# Power series and the value of the expression $0^0$ [duplicate]

This question already has an answer here:

I have a doubt regarding the value of the expression $0^0$. I know this value is taken as indeterminate as far as limits are concerned. All was fine upto now. But when I encountered power series, I found out when $x=a$ in the expression summation $[b (x-a)^n]$ where $n=0$ to infinity, of the power series, then the series always converges which is understood. But what bothers me is its value converges to $b$ and not $0$. That is the first term of the power series is written as $b \cdot 0^0$ and $0^0$ is taken as $1$ and not as indeterminate.

Can anyone tell me why this is so? How is it possible at one time we define $0^0$ as indeterminate and at other time its value is taken as $1$? Could anyone help me on this one? Thanks.

-
"ow is it possible at one time we define $0^0$ as indeterminate and at other time its value is taken as $1$?" It simply reflects discontinuity of $(x, y) \mapsto x^y$ at $(0, 0)$. Nothing special or mind-blowing, you just have to remember what justifies the usual tricks in limit computation. –  Alexei Averchenko May 10 '13 at 2:20

## marked as duplicate by Nate Eldredge, Amzoti, Henry T. Horton, amWhy, Shuhao CaoJun 8 '13 at 20:38

Generally $0^0$ is taken to be $1$, so that the term of degree $0$ in a polynomial or power series can be written as $c_0x^0$, rather than having some special exception for $x=0$. It makes the notation cleaner.

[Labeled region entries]

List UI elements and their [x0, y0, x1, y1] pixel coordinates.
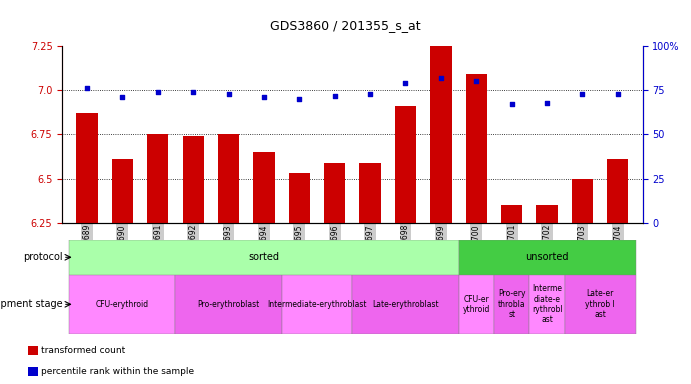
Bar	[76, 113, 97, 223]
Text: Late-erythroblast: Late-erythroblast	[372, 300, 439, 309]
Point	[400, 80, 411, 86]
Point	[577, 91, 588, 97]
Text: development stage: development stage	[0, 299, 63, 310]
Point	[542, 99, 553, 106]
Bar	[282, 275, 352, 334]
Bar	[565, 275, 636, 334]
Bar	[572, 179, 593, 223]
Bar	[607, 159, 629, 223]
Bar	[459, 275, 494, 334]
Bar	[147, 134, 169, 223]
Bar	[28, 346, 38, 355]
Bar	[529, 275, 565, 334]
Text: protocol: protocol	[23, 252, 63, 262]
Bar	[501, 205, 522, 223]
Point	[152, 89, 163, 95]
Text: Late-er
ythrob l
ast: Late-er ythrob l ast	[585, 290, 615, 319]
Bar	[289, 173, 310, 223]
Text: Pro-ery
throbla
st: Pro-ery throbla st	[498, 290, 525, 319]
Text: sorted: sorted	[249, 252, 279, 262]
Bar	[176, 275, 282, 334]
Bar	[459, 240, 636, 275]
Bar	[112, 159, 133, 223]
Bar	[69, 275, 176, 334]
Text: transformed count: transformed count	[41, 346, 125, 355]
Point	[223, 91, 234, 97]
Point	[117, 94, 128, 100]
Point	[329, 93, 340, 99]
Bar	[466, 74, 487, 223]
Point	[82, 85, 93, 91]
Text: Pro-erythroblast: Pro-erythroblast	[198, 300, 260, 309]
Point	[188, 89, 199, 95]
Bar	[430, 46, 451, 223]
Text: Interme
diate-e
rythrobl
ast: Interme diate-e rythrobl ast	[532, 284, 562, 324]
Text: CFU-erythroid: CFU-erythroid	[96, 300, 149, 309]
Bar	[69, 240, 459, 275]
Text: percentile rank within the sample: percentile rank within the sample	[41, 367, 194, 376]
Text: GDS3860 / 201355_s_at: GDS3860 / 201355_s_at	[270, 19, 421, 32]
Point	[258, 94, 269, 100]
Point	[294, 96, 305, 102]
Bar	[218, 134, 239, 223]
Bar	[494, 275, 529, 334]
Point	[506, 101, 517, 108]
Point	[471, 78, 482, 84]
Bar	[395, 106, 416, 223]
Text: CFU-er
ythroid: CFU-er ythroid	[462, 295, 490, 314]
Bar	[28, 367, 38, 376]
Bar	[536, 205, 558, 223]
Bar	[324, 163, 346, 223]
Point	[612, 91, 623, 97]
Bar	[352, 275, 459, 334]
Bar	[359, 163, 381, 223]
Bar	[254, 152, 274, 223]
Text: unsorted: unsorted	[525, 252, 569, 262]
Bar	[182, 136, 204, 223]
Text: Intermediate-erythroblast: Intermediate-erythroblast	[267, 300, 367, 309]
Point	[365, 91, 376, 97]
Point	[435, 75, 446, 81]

### Written task A
According to the power series thread, why is $0^0$ generally taken to be $1$?
### Written task B
Copy the stretch of the power series thread from "This question already" through "not as indeterminate." word for word.

### Task response A
Taking $0^0$ as $1$ lets the degree-$0$ term of a polynomial or power series be written as $c_0x^0$ without a special exception for $x=0$. This makes the notation cleaner.

### Task response B
This question already has an answer here:

I have a doubt regarding the value of the expression $0^0$. I know this value is taken as indeterminate as far as limits are concerned. All was fine upto now. But when I encountered power series, I found out when $x=a$ in the expression summation $[b (x-a)^n]$ where $n=0$ to infinity, of the power series, then the series always converges which is understood. But what bothers me is its value converges to $b$ and not $0$. That is the first term of the power series is written as $b \cdot 0^0$ and $0^0$ is taken as $1$ and not as indeterminate.